(Figure data in JSON)
━━━━

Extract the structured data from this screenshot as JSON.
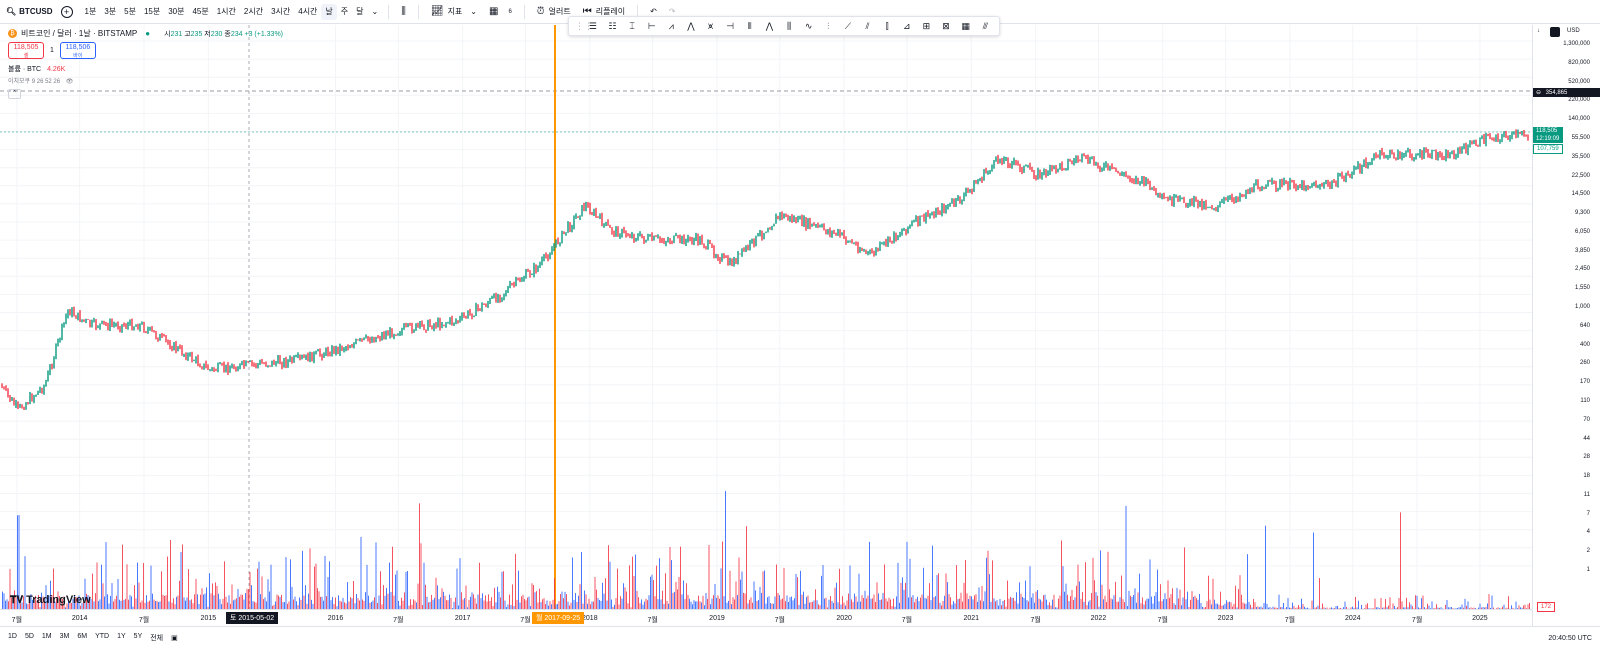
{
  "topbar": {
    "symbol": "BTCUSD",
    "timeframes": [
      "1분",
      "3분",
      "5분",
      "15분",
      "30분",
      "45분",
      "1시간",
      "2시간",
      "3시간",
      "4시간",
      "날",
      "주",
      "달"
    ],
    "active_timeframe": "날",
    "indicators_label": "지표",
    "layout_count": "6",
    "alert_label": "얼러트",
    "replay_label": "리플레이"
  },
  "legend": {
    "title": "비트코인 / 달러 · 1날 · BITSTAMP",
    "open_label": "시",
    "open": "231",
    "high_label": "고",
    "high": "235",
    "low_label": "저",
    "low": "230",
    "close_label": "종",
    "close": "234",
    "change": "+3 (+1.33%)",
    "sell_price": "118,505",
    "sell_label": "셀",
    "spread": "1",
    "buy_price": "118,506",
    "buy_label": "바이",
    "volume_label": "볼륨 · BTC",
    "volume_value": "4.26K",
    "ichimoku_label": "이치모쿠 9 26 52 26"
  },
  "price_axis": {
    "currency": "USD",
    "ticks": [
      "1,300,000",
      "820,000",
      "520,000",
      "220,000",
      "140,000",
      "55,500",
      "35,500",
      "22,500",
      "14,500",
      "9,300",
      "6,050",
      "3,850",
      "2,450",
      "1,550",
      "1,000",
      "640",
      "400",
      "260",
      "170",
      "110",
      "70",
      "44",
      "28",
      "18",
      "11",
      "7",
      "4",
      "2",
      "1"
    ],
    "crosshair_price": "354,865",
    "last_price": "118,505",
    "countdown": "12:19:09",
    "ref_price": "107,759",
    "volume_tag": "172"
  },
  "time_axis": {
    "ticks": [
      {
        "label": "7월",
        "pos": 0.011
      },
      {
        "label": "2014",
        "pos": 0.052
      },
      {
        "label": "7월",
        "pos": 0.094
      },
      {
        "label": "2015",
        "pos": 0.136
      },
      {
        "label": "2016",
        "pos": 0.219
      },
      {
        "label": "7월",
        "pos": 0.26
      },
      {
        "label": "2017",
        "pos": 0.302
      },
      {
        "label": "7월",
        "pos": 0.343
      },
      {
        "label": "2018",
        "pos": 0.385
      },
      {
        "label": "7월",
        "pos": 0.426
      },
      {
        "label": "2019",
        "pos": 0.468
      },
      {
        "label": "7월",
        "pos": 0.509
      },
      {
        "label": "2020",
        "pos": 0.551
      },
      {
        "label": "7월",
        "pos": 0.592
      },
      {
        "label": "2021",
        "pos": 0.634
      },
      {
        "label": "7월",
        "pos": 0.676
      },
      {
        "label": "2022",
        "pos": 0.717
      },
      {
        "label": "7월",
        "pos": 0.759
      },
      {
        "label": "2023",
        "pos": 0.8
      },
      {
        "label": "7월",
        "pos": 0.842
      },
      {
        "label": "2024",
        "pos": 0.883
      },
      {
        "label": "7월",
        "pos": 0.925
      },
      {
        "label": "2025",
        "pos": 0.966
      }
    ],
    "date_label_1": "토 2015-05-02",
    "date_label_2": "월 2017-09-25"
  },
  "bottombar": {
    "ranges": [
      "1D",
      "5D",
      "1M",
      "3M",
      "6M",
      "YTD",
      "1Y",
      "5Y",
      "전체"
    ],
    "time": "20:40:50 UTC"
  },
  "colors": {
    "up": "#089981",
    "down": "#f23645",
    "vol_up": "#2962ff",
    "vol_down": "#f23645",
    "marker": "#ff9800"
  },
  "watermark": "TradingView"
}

━━━━

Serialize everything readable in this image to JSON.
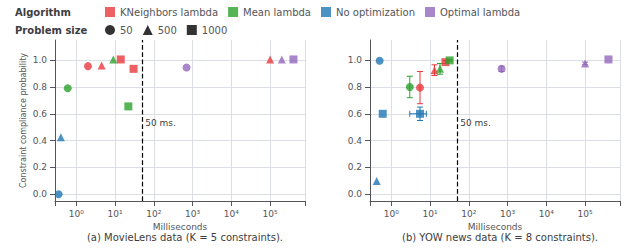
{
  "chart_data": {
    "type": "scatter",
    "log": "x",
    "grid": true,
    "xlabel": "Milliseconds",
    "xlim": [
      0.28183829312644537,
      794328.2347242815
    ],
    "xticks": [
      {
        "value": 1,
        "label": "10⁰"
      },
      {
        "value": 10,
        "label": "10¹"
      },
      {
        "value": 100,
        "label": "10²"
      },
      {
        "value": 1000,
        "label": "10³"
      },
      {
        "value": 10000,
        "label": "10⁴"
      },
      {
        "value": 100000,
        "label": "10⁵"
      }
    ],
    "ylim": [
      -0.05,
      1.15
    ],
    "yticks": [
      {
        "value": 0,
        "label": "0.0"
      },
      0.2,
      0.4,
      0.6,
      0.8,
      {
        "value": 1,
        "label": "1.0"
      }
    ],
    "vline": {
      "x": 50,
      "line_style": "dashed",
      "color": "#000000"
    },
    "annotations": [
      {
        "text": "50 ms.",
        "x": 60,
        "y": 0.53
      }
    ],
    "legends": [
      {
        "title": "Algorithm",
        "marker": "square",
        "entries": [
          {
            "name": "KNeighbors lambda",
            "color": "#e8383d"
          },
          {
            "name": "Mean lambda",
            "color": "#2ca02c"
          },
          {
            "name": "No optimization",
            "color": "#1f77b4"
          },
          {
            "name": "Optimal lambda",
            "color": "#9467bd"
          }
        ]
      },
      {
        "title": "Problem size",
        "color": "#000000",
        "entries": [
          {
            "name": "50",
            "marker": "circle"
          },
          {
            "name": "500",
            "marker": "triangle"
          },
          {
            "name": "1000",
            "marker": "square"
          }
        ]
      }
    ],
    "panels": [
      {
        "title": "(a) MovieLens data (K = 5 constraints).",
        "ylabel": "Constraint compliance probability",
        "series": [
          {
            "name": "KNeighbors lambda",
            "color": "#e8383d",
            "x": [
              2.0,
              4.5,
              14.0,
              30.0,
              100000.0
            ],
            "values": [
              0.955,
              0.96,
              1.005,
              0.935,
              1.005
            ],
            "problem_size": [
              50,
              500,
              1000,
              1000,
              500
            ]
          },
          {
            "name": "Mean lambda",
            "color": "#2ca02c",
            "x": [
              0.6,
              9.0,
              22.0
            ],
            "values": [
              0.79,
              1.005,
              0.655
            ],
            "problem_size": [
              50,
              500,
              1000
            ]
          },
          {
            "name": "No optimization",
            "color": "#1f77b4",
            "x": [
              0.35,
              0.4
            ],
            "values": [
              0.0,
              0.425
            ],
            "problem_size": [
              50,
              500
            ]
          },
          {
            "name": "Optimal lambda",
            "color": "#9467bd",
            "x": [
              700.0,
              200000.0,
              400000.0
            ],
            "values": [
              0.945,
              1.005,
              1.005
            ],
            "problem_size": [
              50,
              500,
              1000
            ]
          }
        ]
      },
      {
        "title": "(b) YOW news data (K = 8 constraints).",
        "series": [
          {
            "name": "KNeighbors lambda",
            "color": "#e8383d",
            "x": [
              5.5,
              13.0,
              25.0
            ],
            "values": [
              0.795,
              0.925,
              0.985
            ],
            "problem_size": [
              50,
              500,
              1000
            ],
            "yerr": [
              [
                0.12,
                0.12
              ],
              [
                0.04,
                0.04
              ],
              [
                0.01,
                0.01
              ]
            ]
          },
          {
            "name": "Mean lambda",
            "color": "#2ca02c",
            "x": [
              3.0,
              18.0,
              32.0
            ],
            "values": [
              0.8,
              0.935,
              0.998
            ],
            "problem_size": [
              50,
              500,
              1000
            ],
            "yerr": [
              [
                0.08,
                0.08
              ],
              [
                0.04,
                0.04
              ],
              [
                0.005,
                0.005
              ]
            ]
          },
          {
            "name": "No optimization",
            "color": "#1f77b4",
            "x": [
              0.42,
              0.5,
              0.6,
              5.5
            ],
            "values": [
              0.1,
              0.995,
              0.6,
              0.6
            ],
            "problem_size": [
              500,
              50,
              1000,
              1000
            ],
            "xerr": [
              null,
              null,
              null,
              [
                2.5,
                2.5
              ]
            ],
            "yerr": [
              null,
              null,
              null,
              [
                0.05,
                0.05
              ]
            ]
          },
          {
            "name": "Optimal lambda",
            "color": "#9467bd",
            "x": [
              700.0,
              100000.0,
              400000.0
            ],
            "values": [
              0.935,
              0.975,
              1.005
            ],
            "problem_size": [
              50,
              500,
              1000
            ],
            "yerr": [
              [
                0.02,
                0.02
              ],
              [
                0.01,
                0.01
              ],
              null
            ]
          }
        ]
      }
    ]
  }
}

━━━━

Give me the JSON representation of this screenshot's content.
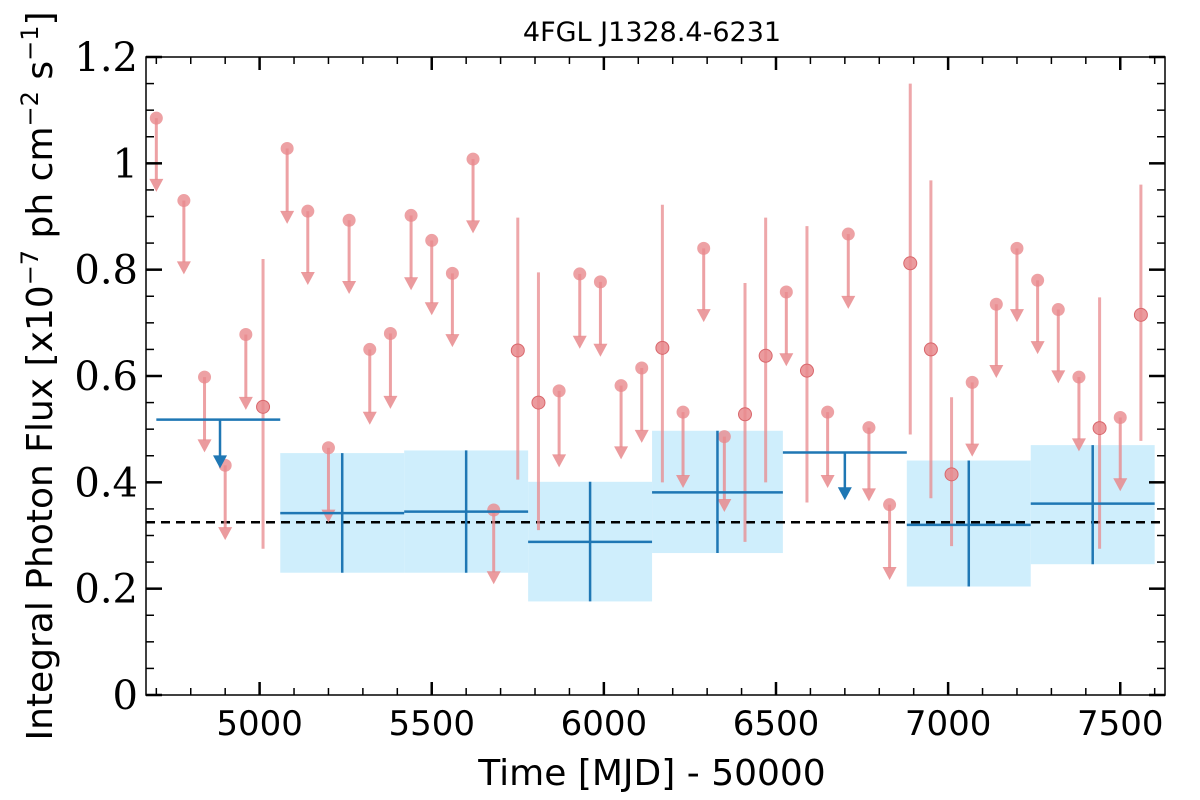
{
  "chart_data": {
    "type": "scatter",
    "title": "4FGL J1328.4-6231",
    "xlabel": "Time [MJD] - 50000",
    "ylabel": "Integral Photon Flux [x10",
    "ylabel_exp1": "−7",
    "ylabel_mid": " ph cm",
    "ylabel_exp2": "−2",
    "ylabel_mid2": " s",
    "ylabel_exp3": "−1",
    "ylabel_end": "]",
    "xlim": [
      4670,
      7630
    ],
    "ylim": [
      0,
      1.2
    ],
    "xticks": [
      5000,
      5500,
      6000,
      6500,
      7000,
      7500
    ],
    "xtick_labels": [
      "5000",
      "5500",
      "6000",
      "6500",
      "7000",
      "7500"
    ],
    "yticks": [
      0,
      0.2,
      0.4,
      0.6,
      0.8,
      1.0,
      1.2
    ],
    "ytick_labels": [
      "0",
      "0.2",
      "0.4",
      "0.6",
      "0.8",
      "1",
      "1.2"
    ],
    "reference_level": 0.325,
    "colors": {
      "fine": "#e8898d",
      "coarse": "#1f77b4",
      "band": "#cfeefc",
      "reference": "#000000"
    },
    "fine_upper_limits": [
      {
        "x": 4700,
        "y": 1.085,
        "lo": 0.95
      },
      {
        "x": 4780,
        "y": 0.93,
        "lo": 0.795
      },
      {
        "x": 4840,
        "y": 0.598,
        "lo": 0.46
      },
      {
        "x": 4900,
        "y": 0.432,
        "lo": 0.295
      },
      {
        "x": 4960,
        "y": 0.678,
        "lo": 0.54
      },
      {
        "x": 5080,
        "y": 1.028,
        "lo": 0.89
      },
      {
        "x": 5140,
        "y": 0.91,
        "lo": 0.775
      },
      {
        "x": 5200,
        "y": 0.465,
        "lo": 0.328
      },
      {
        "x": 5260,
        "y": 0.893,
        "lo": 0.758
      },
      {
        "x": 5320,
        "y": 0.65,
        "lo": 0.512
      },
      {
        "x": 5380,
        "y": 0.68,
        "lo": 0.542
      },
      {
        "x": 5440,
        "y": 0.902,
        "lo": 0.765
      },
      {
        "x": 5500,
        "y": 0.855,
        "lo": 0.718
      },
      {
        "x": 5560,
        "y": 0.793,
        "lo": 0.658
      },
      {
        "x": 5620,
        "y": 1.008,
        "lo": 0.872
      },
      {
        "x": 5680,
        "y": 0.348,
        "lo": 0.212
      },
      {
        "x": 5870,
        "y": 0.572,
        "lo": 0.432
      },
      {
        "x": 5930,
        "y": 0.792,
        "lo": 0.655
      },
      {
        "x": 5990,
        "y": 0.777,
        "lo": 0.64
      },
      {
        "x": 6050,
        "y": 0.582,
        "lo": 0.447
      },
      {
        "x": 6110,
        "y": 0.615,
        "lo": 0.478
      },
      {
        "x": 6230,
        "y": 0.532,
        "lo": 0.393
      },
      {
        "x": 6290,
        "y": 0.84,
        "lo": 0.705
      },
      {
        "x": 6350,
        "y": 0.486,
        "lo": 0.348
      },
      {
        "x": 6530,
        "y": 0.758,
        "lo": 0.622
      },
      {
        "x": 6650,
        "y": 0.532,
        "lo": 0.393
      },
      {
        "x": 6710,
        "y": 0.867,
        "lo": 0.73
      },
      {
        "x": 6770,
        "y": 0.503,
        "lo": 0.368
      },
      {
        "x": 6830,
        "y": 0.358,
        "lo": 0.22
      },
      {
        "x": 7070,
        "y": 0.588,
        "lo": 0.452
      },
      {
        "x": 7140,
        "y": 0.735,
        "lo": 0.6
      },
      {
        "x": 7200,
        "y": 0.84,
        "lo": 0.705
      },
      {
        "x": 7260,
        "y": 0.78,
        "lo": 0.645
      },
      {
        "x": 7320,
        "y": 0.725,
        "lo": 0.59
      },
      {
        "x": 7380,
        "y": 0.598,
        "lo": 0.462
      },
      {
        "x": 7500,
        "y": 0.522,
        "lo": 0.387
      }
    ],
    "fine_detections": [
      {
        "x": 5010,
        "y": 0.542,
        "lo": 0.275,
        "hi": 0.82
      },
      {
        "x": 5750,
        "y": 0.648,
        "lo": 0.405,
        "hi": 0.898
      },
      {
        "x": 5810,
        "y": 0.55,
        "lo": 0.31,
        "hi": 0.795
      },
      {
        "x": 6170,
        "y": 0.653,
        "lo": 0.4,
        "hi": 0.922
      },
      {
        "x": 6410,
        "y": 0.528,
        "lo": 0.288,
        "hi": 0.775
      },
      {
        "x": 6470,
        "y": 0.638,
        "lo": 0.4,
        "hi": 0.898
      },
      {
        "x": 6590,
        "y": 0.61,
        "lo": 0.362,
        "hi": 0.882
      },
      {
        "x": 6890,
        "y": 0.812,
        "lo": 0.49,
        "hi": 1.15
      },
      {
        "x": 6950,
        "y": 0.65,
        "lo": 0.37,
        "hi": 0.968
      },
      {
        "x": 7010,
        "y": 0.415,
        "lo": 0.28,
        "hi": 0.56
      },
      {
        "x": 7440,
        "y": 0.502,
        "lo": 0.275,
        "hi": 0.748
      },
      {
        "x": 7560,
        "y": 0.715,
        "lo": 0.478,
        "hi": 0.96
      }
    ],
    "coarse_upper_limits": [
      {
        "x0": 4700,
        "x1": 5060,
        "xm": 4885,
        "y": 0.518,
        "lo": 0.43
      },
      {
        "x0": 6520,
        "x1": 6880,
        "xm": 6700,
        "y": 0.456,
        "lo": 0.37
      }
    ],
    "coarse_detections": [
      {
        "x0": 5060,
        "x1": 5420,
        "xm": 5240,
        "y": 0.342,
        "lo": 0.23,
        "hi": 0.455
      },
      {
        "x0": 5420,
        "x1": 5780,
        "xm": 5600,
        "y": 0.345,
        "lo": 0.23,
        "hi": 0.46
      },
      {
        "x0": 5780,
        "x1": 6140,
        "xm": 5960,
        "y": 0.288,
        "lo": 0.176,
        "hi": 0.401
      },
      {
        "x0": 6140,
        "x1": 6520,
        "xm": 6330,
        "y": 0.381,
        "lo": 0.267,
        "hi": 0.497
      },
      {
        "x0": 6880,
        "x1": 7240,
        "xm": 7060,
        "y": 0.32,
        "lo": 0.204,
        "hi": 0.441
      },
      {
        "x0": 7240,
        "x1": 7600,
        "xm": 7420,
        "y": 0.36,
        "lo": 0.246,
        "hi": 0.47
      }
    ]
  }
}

━━━━

> To be done
Find the lines holding "screenshot" and list every one.

> Response for this exercise
Extract the structured data from this screenshot as JSON.
Give me the JSON representation of this screenshot's content.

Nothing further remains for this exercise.